§ Problem to work on
In the data below, find each line containing the string "Create" and return it.

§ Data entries

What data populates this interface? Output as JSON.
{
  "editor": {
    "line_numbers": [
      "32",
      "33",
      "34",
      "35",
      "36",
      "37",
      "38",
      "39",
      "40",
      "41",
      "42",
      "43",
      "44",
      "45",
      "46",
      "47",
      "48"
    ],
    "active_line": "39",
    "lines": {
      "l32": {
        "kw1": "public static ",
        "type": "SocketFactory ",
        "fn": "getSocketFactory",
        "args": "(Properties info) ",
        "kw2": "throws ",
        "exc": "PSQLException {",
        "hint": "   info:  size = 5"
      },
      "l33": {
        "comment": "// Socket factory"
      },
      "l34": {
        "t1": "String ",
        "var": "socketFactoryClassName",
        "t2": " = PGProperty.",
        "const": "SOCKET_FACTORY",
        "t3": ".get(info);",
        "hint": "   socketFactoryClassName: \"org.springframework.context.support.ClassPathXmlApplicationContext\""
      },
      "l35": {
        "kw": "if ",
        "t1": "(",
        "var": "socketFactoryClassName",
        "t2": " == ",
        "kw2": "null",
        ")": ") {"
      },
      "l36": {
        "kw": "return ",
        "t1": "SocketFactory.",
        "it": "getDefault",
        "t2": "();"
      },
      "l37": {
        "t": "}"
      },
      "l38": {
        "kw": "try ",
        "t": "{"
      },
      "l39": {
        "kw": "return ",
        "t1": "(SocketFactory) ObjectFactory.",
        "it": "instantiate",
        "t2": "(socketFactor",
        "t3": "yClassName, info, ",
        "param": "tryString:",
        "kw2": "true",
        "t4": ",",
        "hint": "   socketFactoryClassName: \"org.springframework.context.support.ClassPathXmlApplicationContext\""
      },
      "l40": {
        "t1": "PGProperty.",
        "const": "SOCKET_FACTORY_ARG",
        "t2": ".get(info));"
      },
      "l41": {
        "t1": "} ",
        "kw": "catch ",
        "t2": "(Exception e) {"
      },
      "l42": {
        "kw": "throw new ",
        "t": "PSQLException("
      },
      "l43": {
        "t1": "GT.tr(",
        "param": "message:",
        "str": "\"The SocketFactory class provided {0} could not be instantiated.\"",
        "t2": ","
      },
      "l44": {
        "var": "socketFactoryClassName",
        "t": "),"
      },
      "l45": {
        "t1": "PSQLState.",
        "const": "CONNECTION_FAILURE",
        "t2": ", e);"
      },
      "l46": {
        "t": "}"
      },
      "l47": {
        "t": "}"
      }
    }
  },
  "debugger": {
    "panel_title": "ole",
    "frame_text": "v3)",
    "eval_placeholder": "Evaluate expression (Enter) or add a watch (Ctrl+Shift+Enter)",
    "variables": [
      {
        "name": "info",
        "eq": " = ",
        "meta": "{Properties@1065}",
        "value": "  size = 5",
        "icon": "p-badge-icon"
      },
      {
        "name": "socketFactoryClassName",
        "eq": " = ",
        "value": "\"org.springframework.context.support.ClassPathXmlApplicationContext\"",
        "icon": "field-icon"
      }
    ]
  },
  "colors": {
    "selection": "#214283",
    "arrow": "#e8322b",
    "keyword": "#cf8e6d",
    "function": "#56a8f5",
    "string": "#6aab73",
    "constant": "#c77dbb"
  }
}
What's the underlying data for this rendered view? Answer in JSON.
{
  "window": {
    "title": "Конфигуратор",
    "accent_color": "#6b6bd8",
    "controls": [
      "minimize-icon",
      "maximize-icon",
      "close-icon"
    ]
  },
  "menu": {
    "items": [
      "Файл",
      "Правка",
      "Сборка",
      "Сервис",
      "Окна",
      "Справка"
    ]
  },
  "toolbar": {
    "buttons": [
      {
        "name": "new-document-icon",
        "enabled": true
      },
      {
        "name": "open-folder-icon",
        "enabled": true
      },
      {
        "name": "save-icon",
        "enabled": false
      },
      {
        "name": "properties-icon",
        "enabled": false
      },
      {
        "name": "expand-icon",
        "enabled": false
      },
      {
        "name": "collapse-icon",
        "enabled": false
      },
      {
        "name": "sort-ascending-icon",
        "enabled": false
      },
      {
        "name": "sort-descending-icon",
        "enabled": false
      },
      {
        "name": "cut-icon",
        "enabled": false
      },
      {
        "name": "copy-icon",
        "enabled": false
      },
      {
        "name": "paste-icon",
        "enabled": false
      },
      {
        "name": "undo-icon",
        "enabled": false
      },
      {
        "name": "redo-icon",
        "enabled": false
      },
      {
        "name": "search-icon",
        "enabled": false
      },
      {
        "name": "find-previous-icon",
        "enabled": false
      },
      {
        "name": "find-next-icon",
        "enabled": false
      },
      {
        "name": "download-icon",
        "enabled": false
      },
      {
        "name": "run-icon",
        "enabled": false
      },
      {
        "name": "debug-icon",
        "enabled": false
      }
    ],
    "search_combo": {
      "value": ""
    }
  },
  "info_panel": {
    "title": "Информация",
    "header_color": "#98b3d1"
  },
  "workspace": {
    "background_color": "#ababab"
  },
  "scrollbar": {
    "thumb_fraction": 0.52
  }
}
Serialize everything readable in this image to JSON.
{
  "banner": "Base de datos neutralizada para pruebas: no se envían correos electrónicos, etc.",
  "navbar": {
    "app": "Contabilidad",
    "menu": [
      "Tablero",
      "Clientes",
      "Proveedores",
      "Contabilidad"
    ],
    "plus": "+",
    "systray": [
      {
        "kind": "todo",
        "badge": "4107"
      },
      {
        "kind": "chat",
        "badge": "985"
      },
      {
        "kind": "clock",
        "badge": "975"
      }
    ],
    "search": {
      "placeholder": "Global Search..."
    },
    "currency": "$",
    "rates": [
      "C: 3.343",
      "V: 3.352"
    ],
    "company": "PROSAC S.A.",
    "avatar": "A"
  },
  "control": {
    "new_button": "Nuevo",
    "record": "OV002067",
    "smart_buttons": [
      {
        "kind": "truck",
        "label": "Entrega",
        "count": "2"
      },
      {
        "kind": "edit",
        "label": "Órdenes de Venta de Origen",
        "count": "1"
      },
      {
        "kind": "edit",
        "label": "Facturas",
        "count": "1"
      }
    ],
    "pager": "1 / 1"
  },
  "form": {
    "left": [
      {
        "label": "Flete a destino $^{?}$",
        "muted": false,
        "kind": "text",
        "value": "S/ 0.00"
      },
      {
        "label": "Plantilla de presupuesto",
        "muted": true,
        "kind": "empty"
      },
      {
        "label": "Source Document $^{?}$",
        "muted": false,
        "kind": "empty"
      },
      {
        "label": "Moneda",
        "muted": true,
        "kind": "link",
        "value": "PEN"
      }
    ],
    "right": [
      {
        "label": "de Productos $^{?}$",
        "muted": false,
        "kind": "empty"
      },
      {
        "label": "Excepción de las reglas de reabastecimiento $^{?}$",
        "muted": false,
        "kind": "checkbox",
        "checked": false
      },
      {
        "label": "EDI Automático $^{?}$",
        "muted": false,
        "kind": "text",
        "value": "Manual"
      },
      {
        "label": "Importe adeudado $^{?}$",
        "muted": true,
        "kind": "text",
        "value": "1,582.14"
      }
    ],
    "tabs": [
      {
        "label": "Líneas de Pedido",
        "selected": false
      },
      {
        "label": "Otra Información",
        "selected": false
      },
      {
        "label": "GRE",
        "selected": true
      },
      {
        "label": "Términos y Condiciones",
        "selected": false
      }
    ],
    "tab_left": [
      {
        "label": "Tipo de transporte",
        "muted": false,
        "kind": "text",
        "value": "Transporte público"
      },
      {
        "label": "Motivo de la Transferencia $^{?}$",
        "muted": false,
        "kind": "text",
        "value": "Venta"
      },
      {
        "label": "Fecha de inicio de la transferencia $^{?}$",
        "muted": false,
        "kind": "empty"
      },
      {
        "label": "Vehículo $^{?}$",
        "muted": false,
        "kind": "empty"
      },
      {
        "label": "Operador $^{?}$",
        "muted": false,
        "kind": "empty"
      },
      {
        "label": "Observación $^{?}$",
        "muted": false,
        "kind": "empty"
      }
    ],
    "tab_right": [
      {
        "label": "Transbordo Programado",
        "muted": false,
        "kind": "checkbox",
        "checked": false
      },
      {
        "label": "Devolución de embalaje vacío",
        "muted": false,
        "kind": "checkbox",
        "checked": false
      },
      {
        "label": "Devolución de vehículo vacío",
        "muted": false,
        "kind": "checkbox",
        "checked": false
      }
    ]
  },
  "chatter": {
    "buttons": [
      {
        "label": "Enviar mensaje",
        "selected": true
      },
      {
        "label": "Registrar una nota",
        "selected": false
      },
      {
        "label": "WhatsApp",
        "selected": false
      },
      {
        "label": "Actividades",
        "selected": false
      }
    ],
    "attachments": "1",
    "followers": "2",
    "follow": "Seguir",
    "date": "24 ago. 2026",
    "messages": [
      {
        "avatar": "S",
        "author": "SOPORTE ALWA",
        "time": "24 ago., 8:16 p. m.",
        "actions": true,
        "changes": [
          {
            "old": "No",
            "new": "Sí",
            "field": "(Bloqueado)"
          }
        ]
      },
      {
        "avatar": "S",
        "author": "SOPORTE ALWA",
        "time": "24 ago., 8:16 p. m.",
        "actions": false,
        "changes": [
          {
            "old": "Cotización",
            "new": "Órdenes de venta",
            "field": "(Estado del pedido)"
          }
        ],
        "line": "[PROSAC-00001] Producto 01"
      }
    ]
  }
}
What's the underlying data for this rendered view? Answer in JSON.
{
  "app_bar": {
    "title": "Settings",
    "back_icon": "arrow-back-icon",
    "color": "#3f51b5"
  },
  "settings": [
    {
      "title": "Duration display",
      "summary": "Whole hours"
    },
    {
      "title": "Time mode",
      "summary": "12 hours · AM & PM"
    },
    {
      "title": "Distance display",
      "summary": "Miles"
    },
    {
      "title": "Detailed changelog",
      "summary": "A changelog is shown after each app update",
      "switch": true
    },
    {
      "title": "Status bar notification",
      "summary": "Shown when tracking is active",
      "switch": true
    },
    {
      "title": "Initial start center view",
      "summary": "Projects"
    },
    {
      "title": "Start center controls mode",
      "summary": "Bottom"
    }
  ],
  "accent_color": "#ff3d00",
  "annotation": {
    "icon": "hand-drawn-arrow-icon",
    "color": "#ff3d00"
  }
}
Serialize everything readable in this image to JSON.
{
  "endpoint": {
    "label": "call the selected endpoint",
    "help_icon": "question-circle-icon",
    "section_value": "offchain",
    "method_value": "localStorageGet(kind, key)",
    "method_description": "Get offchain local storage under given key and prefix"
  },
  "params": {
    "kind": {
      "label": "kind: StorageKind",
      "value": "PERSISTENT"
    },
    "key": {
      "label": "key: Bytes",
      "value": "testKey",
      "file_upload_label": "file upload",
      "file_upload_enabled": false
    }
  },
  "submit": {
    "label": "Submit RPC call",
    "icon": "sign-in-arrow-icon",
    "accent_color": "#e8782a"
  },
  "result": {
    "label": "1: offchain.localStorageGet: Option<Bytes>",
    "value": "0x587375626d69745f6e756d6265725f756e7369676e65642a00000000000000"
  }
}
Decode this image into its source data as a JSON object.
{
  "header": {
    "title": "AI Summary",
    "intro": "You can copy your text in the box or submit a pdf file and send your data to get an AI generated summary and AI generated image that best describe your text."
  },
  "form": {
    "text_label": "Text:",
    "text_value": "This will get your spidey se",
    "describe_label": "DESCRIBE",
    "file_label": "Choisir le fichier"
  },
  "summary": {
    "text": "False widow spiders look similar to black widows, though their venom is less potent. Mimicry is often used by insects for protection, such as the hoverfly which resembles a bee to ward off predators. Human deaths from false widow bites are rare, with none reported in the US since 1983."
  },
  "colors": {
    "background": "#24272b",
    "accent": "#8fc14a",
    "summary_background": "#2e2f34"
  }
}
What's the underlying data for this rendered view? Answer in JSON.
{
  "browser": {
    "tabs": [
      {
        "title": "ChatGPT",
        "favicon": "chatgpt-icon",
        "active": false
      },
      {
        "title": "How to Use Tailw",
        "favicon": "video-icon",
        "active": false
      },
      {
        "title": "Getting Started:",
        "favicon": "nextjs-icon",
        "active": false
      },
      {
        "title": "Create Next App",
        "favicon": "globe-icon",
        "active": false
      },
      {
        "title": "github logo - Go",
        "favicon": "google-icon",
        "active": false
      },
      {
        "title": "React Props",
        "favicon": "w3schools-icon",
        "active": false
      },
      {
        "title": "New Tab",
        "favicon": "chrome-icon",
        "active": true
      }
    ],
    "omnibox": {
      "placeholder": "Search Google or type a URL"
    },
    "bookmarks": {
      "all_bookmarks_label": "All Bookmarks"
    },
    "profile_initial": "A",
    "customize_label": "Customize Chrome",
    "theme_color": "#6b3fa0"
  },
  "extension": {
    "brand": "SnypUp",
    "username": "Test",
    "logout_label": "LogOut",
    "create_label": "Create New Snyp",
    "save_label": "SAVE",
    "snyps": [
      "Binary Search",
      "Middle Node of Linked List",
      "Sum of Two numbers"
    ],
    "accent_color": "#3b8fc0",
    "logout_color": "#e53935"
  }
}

§ Result of this task
        "title": "Create Next App",
    "create_label": "Create New Snyp",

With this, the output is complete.